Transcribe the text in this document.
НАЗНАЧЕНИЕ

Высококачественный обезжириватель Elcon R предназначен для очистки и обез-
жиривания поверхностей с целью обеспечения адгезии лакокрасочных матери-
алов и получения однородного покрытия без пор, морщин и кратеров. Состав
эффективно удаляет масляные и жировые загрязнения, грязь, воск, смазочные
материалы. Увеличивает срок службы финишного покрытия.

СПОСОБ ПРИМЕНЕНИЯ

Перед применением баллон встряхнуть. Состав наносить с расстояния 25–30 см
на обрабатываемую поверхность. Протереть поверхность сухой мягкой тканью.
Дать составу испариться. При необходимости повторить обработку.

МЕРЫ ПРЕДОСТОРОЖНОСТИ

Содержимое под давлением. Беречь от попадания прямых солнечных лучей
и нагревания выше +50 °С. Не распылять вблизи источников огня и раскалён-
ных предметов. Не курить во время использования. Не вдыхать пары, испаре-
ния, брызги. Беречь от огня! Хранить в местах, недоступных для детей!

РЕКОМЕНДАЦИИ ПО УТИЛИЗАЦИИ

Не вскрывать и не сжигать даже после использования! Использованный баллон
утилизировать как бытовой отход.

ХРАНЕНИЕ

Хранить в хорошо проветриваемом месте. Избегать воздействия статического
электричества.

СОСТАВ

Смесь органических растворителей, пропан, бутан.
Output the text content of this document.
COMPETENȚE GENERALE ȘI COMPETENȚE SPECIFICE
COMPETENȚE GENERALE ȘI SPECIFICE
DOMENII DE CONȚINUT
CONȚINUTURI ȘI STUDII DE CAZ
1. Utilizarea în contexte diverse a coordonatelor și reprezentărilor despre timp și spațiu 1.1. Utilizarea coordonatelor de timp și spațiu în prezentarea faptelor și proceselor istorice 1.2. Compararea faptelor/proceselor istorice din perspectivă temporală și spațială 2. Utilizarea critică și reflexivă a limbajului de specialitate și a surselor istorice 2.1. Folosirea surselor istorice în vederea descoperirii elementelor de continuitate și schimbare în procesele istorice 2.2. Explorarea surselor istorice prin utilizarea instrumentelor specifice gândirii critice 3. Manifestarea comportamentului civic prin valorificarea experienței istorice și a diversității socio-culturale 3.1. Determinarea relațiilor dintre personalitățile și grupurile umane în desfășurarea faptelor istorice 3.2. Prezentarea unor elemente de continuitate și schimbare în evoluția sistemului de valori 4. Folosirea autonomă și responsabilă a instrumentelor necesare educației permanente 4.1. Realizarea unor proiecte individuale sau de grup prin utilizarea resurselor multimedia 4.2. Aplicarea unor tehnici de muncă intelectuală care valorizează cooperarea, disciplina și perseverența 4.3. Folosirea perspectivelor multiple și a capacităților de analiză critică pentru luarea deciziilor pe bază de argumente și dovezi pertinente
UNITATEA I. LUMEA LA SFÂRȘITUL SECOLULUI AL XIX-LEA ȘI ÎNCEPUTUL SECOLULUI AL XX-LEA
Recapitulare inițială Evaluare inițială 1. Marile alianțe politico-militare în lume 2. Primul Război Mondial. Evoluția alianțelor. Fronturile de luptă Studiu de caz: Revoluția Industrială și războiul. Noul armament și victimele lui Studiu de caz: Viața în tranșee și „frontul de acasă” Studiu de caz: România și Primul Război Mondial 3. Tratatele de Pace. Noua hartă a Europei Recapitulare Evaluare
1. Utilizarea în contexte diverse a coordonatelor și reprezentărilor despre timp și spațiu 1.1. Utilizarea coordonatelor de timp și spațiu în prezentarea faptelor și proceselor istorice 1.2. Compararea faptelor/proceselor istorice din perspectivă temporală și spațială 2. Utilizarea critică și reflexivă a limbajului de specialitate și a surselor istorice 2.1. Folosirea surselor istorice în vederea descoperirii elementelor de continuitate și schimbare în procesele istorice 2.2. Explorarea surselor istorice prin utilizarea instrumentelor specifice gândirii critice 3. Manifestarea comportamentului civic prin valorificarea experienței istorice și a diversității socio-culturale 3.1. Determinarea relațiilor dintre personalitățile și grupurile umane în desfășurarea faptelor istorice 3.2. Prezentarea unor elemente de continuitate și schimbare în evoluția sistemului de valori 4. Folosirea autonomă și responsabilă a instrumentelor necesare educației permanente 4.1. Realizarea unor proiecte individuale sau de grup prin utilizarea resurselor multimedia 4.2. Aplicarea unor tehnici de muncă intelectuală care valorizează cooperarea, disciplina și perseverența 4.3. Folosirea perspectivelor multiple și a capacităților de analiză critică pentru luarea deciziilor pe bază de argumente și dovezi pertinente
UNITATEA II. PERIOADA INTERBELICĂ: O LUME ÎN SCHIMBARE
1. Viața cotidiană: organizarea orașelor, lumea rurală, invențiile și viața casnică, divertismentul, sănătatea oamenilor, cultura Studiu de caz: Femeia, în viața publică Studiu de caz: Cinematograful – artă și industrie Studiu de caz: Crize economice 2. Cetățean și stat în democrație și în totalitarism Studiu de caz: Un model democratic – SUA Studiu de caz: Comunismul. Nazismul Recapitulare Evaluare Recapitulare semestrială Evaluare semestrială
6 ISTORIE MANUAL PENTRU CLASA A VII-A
-=-=-
Requirements: Print back all the lines verbatim.

Response to this task:
Transcribe the text in this document.
НАЗНАЧЕНИЕ

Высококачественный обезжириватель Elcon R предназначен для очистки и обез-
жиривания поверхностей с целью обеспечения адгезии лакокрасочных матери-
алов и получения однородного покрытия без пор, морщин и кратеров. Состав
эффективно удаляет масляные и жировые загрязнения, грязь, воск, смазочные
материалы. Увеличивает срок службы финишного покрытия.

СПОСОБ ПРИМЕНЕНИЯ

Перед применением баллон встряхнуть. Состав наносить с расстояния 25–30 см
на обрабатываемую поверхность. Протереть поверхность сухой мягкой тканью.
Дать составу испариться. При необходимости повторить обработку.

МЕРЫ ПРЕДОСТОРОЖНОСТИ

Содержимое под давлением. Беречь от попадания прямых солнечных лучей
и нагревания выше +50 °С. Не распылять вблизи источников огня и раскалён-
ных предметов. Не курить во время использования. Не вдыхать пары, испаре-
ния, брызги. Беречь от огня! Хранить в местах, недоступных для детей!

РЕКОМЕНДАЦИИ ПО УТИЛИЗАЦИИ

Не вскрывать и не сжигать даже после использования! Использованный баллон
утилизировать как бытовой отход.

ХРАНЕНИЕ

Хранить в хорошо проветриваемом месте. Избегать воздействия статического
электричества.

СОСТАВ

Смесь органических растворителей, пропан, бутан.
Output the text content of this document.
COMPETENȚE GENERALE ȘI COMPETENȚE SPECIFICE
COMPETENȚE GENERALE ȘI SPECIFICE
DOMENII DE CONȚINUT
CONȚINUTURI ȘI STUDII DE CAZ
1. Utilizarea în contexte diverse a coordonatelor și reprezentărilor despre timp și spațiu 1.1. Utilizarea coordonatelor de timp și spațiu în prezentarea faptelor și proceselor istorice 1.2. Compararea faptelor/proceselor istorice din perspectivă temporală și spațială 2. Utilizarea critică și reflexivă a limbajului de specialitate și a surselor istorice 2.1. Folosirea surselor istorice în vederea descoperirii elementelor de continuitate și schimbare în procesele istorice 2.2. Explorarea surselor istorice prin utilizarea instrumentelor specifice gândirii critice 3. Manifestarea comportamentului civic prin valorificarea experienței istorice și a diversității socio-culturale 3.1. Determinarea relațiilor dintre personalitățile și grupurile umane în desfășurarea faptelor istorice 3.2. Prezentarea unor elemente de continuitate și schimbare în evoluția sistemului de valori 4. Folosirea autonomă și responsabilă a instrumentelor necesare educației permanente 4.1. Realizarea unor proiecte individuale sau de grup prin utilizarea resurselor multimedia 4.2. Aplicarea unor tehnici de muncă intelectuală care valorizează cooperarea, disciplina și perseverența 4.3. Folosirea perspectivelor multiple și a capacităților de analiză critică pentru luarea deciziilor pe bază de argumente și dovezi pertinente
UNITATEA I. LUMEA LA SFÂRȘITUL SECOLULUI AL XIX-LEA ȘI ÎNCEPUTUL SECOLULUI AL XX-LEA
Recapitulare inițială Evaluare inițială 1. Marile alianțe politico-militare în lume 2. Primul Război Mondial. Evoluția alianțelor. Fronturile de luptă Studiu de caz: Revoluția Industrială și războiul. Noul armament și victimele lui Studiu de caz: Viața în tranșee și „frontul de acasă” Studiu de caz: România și Primul Război Mondial 3. Tratatele de Pace. Noua hartă a Europei Recapitulare Evaluare
1. Utilizarea în contexte diverse a coordonatelor și reprezentărilor despre timp și spațiu 1.1. Utilizarea coordonatelor de timp și spațiu în prezentarea faptelor și proceselor istorice 1.2. Compararea faptelor/proceselor istorice din perspectivă temporală și spațială 2. Utilizarea critică și reflexivă a limbajului de specialitate și a surselor istorice 2.1. Folosirea surselor istorice în vederea descoperirii elementelor de continuitate și schimbare în procesele istorice 2.2. Explorarea surselor istorice prin utilizarea instrumentelor specifice gândirii critice 3. Manifestarea comportamentului civic prin valorificarea experienței istorice și a diversității socio-culturale 3.1. Determinarea relațiilor dintre personalitățile și grupurile umane în desfășurarea faptelor istorice 3.2. Prezentarea unor elemente de continuitate și schimbare în evoluția sistemului de valori 4. Folosirea autonomă și responsabilă a instrumentelor necesare educației permanente 4.1. Realizarea unor proiecte individuale sau de grup prin utilizarea resurselor multimedia 4.2. Aplicarea unor tehnici de muncă intelectuală care valorizează cooperarea, disciplina și perseverența 4.3. Folosirea perspectivelor multiple și a capacităților de analiză critică pentru luarea deciziilor pe bază de argumente și dovezi pertinente
UNITATEA II. PERIOADA INTERBELICĂ: O LUME ÎN SCHIMBARE
1. Viața cotidiană: organizarea orașelor, lumea rurală, invențiile și viața casnică, divertismentul, sănătatea oamenilor, cultura Studiu de caz: Femeia, în viața publică Studiu de caz: Cinematograful – artă și industrie Studiu de caz: Crize economice 2. Cetățean și stat în democrație și în totalitarism Studiu de caz: Un model democratic – SUA Studiu de caz: Comunismul. Nazismul Recapitulare Evaluare Recapitulare semestrială Evaluare semestrială
6 ISTORIE MANUAL PENTRU CLASA A VII-A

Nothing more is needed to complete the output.